> **Input material**
◆ ◆ ◆ ◆ ◆ ◆ ◆

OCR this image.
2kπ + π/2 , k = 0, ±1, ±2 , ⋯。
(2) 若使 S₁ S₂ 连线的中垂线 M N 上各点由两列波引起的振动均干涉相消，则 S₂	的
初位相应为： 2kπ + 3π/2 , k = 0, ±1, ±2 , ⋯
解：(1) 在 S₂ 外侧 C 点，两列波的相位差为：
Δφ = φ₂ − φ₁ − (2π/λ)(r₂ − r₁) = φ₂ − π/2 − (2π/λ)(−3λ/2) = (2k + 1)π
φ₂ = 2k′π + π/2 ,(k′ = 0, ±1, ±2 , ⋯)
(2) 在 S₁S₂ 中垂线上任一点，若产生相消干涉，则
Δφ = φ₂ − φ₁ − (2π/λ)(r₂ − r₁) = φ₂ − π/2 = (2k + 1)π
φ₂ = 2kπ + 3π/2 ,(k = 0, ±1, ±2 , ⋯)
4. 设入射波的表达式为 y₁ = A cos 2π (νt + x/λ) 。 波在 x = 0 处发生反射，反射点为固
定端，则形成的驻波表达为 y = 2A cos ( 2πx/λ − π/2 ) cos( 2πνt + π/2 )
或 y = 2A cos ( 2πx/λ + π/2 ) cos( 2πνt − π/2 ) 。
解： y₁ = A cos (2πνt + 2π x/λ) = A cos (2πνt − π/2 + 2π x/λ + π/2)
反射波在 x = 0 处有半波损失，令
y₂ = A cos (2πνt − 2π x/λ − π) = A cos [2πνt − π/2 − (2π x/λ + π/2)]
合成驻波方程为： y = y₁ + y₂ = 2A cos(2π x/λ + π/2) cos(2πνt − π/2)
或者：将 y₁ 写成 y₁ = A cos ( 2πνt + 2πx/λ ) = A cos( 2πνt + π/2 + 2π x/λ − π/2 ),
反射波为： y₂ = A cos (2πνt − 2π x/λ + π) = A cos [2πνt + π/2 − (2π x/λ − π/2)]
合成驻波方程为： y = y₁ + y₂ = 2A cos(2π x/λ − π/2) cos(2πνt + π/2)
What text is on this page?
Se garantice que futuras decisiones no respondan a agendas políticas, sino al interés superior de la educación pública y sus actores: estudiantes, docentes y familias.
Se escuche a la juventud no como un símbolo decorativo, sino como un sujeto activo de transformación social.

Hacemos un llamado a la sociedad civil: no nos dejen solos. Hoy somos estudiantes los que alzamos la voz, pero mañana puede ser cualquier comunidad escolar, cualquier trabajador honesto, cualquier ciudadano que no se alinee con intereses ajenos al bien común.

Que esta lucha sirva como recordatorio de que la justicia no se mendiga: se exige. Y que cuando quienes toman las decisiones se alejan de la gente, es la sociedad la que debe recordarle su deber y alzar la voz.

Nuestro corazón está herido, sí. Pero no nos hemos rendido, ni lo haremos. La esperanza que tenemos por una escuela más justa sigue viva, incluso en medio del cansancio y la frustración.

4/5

◆ ◆ ◆ ◆ ◆ ◆ ◆

> **Your objective**
Track down every line with the word "合成驻波方程为" and copy it.

> **Answer to the exercise**
合成驻波方程为： y = y₁ + y₂ = 2A cos(2π x/λ + π/2) cos(2πνt − π/2)
合成驻波方程为： y = y₁ + y₂ = 2A cos(2π x/λ − π/2) cos(2πνt + π/2)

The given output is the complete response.